Start of Data records

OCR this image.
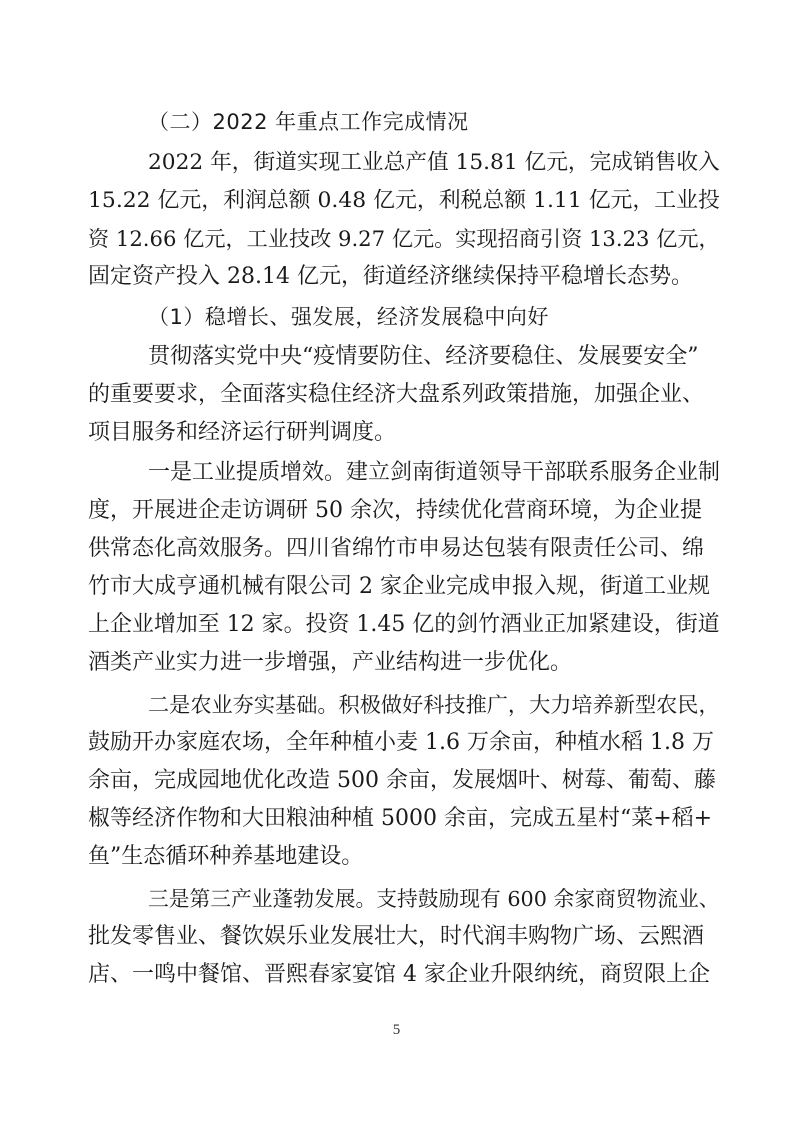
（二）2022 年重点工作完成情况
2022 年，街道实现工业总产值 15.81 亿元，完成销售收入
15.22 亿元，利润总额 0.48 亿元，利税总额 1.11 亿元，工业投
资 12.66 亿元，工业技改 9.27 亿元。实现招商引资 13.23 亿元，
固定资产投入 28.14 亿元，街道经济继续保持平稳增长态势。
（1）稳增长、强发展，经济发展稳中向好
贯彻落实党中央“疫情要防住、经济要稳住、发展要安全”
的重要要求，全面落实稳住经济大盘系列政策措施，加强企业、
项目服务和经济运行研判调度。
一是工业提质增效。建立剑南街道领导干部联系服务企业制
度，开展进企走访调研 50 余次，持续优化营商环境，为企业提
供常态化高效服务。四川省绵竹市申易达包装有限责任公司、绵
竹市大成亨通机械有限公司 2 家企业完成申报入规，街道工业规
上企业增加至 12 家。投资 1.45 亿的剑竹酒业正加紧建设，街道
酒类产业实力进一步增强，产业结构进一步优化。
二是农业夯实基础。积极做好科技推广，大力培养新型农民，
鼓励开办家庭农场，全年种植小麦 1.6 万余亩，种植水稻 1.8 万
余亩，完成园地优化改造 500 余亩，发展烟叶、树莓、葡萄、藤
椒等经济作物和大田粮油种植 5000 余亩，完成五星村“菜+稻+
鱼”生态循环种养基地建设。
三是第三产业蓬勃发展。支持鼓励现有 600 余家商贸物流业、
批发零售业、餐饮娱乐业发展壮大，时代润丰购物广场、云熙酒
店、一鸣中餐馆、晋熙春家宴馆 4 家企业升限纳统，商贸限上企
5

End of Data records
Start of Data records

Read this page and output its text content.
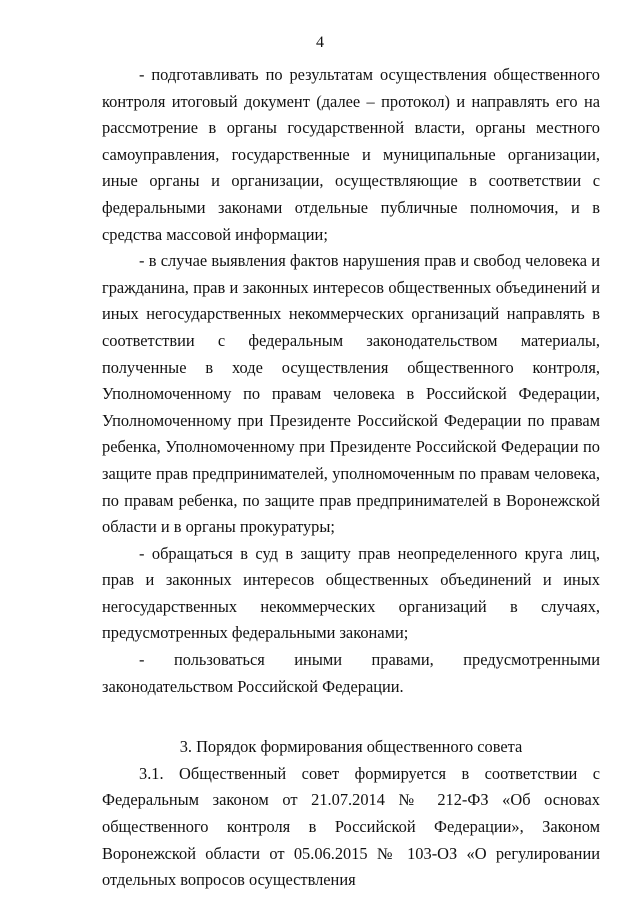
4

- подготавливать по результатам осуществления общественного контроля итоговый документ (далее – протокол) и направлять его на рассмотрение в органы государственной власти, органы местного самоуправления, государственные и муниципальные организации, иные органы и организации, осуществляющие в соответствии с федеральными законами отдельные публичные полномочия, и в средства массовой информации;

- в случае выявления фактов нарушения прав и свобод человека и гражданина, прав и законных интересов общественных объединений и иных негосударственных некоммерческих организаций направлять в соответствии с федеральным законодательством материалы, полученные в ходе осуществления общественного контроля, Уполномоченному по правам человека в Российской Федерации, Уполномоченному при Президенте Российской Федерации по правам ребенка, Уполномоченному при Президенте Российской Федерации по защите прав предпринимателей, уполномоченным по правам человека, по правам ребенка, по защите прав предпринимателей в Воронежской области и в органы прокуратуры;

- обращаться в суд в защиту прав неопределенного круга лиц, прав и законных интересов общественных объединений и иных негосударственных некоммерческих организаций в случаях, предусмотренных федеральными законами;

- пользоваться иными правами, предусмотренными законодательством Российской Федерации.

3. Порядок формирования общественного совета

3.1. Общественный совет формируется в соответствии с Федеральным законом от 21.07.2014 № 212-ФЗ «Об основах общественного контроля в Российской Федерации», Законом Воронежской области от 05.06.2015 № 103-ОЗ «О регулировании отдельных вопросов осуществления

End of Data records

* [What you are asked to do]
Go through the records and gather the lines that hold "this".

* [Result]
OCR this image.
Read this page and output its text content.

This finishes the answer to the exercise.